_THE TASK_
Among the lines listed below, count those that include the string "кооперативов", and state only the count.

_Items listed in a dataset_
------
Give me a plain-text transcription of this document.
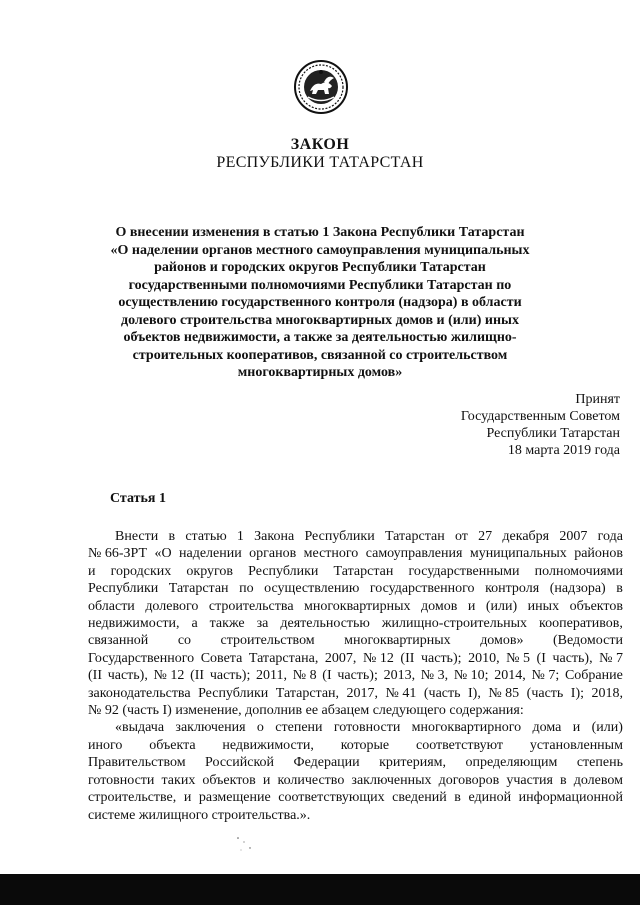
ЗАКОН
РЕСПУБЛИКИ ТАТАРСТАН
О внесении изменения в статью 1 Закона Республики Татарстан
«О наделении органов местного самоуправления муниципальных
районов и городских округов Республики Татарстан
государственными полномочиями Республики Татарстан по
осуществлению государственного контроля (надзора) в области
долевого строительства многоквартирных домов и (или) иных
объектов недвижимости, а также за деятельностью жилищно-
строительных кооперативов, связанной со строительством
многоквартирных домов»
Принят
Государственным Советом
Республики Татарстан
18 марта 2019 года
Статья 1
Внести в статью 1 Закона Республики Татарстан от 27 декабря 2007 года
№ 66-ЗРТ «О наделении органов местного самоуправления муниципальных районов
и городских округов Республики Татарстан государственными полномочиями
Республики Татарстан по осуществлению государственного контроля (надзора) в
области долевого строительства многоквартирных домов и (или) иных объектов
недвижимости, а также за деятельностью жилищно-строительных кооперативов,
связанной со строительством многоквартирных домов» (Ведомости
Государственного Совета Татарстана, 2007, № 12 (II часть); 2010, № 5 (I часть), № 7
(II часть), № 12 (II часть); 2011, № 8 (I часть); 2013, № 3, № 10; 2014, № 7; Собрание
законодательства Республики Татарстан, 2017, № 41 (часть I), № 85 (часть I); 2018,
№ 92 (часть I) изменение, дополнив ее абзацем следующего содержания:
«выдача заключения о степени готовности многоквартирного дома и (или)
иного объекта недвижимости, которые соответствуют установленным
Правительством Российской Федерации критериям, определяющим степень
готовности таких объектов и количество заключенных договоров участия в долевом
строительстве, и размещение соответствующих сведений в единой информационной
системе жилищного строительства.».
------
_WORKED ANSWER_
2